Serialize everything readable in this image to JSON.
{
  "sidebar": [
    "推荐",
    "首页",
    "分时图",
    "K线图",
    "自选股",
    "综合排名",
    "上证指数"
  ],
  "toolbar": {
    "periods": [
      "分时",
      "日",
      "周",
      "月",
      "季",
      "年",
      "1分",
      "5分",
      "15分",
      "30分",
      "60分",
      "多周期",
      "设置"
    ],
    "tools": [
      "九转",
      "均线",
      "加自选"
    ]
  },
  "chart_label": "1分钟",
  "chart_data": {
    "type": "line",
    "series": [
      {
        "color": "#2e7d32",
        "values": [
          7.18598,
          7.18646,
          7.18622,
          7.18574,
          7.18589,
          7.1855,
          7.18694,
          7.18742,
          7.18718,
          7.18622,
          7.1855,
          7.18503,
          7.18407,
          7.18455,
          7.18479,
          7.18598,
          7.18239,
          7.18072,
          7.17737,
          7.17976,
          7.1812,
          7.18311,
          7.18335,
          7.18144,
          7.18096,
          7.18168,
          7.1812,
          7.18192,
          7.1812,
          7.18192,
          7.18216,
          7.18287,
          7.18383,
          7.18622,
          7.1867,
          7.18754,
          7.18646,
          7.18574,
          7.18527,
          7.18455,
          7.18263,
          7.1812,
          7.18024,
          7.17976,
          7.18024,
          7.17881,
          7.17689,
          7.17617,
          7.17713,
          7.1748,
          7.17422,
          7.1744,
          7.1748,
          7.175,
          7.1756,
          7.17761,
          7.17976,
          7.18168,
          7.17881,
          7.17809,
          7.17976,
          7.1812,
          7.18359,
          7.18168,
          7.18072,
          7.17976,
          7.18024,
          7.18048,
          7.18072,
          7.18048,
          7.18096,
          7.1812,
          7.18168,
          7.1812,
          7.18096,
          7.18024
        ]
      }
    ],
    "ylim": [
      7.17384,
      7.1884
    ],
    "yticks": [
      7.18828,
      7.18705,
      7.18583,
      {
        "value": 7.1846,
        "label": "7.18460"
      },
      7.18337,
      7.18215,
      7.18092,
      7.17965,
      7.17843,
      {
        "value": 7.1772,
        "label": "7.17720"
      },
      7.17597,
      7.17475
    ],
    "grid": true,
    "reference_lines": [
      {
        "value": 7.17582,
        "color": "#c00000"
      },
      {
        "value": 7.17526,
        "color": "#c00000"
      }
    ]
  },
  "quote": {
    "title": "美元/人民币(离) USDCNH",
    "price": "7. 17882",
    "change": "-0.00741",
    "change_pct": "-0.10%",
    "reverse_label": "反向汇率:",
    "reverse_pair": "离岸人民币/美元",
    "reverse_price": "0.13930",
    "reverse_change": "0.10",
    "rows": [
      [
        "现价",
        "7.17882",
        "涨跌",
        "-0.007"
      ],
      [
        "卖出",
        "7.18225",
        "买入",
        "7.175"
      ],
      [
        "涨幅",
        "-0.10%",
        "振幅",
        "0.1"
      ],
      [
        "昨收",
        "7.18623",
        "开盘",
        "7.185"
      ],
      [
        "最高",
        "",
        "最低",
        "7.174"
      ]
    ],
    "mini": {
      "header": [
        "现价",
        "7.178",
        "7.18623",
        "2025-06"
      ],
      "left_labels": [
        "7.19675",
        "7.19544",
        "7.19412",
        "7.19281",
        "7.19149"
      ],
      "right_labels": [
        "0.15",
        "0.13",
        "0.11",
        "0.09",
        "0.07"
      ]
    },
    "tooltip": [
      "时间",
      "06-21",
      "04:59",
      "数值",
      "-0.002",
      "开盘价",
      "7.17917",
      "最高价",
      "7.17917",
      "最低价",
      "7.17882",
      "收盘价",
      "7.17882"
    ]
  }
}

⁂

DESCRIPTION OF THE TASK » All of the entries should be written out again exactly.

COMPLETED TASK »
Serialize everything readable in this image to JSON.
{
  "sidebar": [
    "推荐",
    "首页",
    "分时图",
    "K线图",
    "自选股",
    "综合排名",
    "上证指数"
  ],
  "toolbar": {
    "periods": [
      "分时",
      "日",
      "周",
      "月",
      "季",
      "年",
      "1分",
      "5分",
      "15分",
      "30分",
      "60分",
      "多周期",
      "设置"
    ],
    "tools": [
      "九转",
      "均线",
      "加自选"
    ]
  },
  "chart_label": "1分钟",
  "chart_data": {
    "type": "line",
    "series": [
      {
        "color": "#2e7d32",
        "values": [
          7.18598,
          7.18646,
          7.18622,
          7.18574,
          7.18589,
          7.1855,
          7.18694,
          7.18742,
          7.18718,
          7.18622,
          7.1855,
          7.18503,
          7.18407,
          7.18455,
          7.18479,
          7.18598,
          7.18239,
          7.18072,
          7.17737,
          7.17976,
          7.1812,
          7.18311,
          7.18335,
          7.18144,
          7.18096,
          7.18168,
          7.1812,
          7.18192,
          7.1812,
          7.18192,
          7.18216,
          7.18287,
          7.18383,
          7.18622,
          7.1867,
          7.18754,
          7.18646,
          7.18574,
          7.18527,
          7.18455,
          7.18263,
          7.1812,
          7.18024,
          7.17976,
          7.18024,
          7.17881,
          7.17689,
          7.17617,
          7.17713,
          7.1748,
          7.17422,
          7.1744,
          7.1748,
          7.175,
          7.1756,
          7.17761,
          7.17976,
          7.18168,
          7.17881,
          7.17809,
          7.17976,
          7.1812,
          7.18359,
          7.18168,
          7.18072,
          7.17976,
          7.18024,
          7.18048,
          7.18072,
          7.18048,
          7.18096,
          7.1812,
          7.18168,
          7.1812,
          7.18096,
          7.18024
        ]
      }
    ],
    "ylim": [
      7.17384,
      7.1884
    ],
    "yticks": [
      7.18828,
      7.18705,
      7.18583,
      {
        "value": 7.1846,
        "label": "7.18460"
      },
      7.18337,
      7.18215,
      7.18092,
      7.17965,
      7.17843,
      {
        "value": 7.1772,
        "label": "7.17720"
      },
      7.17597,
      7.17475
    ],
    "grid": true,
    "reference_lines": [
      {
        "value": 7.17582,
        "color": "#c00000"
      },
      {
        "value": 7.17526,
        "color": "#c00000"
      }
    ]
  },
  "quote": {
    "title": "美元/人民币(离) USDCNH",
    "price": "7. 17882",
    "change": "-0.00741",
    "change_pct": "-0.10%",
    "reverse_label": "反向汇率:",
    "reverse_pair": "离岸人民币/美元",
    "reverse_price": "0.13930",
    "reverse_change": "0.10",
    "rows": [
      [
        "现价",
        "7.17882",
        "涨跌",
        "-0.007"
      ],
      [
        "卖出",
        "7.18225",
        "买入",
        "7.175"
      ],
      [
        "涨幅",
        "-0.10%",
        "振幅",
        "0.1"
      ],
      [
        "昨收",
        "7.18623",
        "开盘",
        "7.185"
      ],
      [
        "最高",
        "",
        "最低",
        "7.174"
      ]
    ],
    "mini": {
      "header": [
        "现价",
        "7.178",
        "7.18623",
        "2025-06"
      ],
      "left_labels": [
        "7.19675",
        "7.19544",
        "7.19412",
        "7.19281",
        "7.19149"
      ],
      "right_labels": [
        "0.15",
        "0.13",
        "0.11",
        "0.09",
        "0.07"
      ]
    },
    "tooltip": [
      "时间",
      "06-21",
      "04:59",
      "数值",
      "-0.002",
      "开盘价",
      "7.17917",
      "最高价",
      "7.17917",
      "最低价",
      "7.17882",
      "收盘价",
      "7.17882"
    ]
  }
}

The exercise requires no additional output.